Tell how many lines in these records contain the string "separat", with only the number as the reply.

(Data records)
========================
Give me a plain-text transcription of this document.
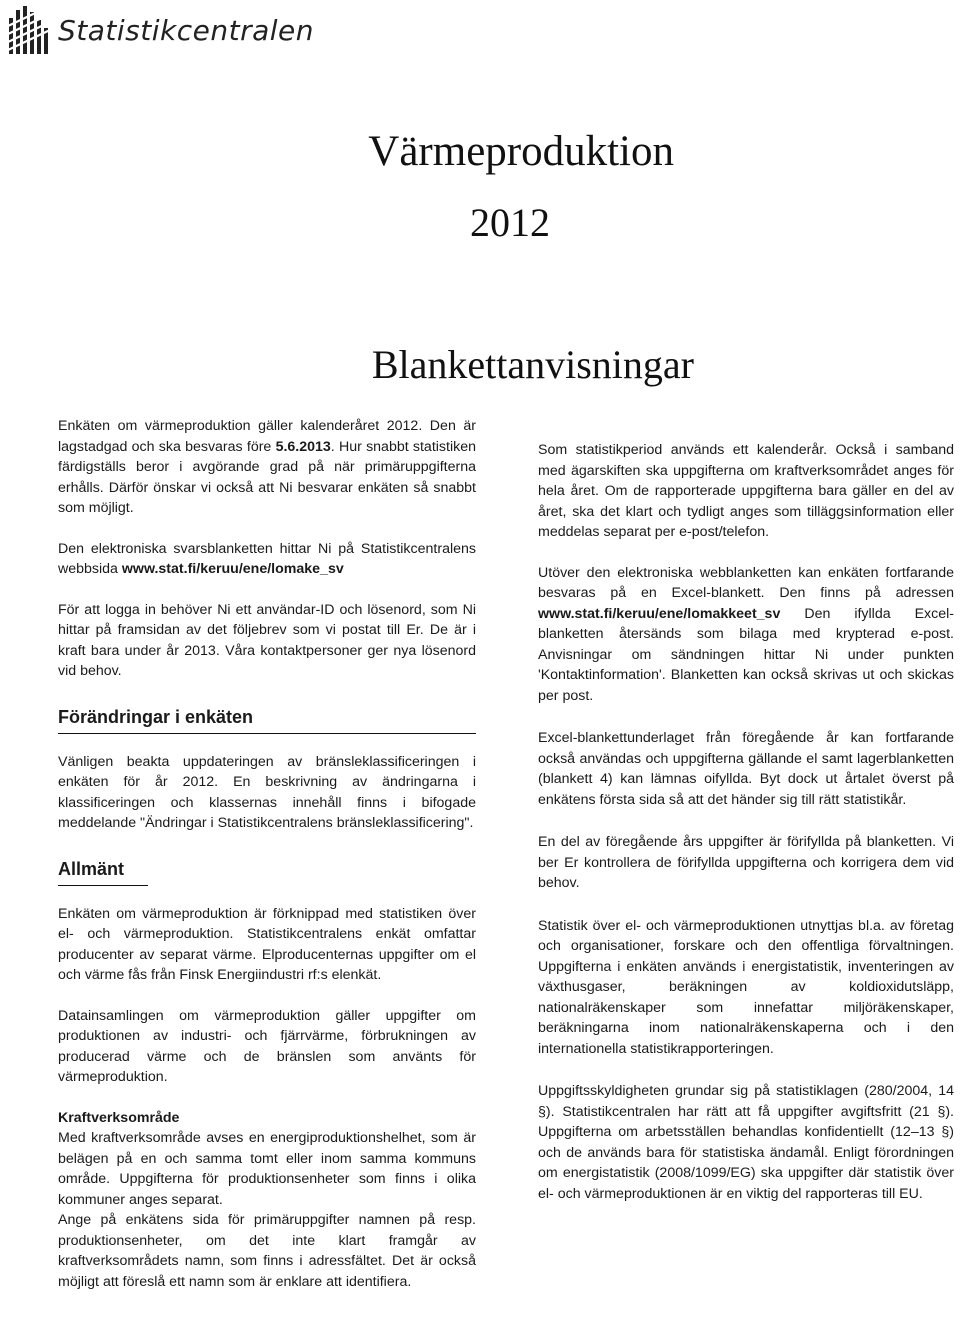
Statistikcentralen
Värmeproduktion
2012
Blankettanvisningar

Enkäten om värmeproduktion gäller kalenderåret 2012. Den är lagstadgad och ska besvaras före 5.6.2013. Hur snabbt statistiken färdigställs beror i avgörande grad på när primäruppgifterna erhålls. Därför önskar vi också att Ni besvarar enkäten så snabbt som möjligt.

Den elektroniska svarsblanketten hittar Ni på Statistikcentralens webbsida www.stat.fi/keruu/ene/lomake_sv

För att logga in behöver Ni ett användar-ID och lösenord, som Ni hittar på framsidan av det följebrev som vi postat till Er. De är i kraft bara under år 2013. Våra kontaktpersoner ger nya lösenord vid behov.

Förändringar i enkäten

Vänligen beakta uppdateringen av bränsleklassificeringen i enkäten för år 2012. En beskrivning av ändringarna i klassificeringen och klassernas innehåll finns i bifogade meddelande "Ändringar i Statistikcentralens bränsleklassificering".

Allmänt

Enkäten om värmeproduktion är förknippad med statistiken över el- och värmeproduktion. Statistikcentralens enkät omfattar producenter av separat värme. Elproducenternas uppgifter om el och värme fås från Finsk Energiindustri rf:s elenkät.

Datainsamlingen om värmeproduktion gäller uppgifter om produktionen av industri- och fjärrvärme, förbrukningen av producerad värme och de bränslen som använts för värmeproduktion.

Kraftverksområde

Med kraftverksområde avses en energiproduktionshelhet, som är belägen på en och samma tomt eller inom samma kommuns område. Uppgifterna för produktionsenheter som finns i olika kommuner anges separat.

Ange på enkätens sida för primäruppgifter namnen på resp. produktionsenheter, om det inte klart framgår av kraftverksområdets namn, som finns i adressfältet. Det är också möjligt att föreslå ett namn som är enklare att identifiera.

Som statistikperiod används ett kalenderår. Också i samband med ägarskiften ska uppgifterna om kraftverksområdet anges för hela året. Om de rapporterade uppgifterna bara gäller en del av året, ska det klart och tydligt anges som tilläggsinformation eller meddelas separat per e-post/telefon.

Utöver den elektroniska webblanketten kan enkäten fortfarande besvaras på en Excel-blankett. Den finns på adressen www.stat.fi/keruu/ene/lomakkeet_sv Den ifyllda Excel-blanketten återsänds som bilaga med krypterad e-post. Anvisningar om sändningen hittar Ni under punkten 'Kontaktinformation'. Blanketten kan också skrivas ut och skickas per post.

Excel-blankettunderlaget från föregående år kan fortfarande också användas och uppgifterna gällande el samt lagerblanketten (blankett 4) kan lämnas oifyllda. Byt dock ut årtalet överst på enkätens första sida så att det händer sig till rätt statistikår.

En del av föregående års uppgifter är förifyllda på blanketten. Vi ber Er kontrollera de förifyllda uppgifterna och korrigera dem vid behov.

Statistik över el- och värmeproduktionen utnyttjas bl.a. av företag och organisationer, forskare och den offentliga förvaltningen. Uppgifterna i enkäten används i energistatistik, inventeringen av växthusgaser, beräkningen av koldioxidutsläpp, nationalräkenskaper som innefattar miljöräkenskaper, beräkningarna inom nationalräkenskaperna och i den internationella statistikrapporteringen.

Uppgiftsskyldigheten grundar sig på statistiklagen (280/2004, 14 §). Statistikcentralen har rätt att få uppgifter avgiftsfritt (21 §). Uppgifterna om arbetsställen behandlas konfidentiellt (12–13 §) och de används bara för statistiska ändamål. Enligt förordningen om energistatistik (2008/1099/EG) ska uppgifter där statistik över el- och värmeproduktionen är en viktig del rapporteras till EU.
========================
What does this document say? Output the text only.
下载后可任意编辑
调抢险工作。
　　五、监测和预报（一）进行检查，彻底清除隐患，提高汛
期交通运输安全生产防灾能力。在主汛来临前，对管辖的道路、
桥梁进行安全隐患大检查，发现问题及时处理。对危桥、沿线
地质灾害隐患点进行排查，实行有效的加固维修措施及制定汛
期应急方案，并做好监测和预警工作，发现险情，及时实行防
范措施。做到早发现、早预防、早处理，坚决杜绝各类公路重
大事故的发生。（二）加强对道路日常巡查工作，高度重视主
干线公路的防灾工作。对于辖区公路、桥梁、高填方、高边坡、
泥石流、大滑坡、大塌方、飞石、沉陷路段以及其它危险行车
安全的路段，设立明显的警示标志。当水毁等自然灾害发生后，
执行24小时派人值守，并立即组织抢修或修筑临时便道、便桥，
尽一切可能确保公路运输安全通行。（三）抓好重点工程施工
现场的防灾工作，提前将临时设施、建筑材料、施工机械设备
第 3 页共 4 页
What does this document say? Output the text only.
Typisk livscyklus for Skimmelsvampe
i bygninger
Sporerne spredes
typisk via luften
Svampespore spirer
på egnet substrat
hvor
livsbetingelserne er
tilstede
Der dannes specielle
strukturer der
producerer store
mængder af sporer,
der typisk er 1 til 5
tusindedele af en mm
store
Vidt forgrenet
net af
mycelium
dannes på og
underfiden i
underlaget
========================
» EXERCISE RESPONSE: 3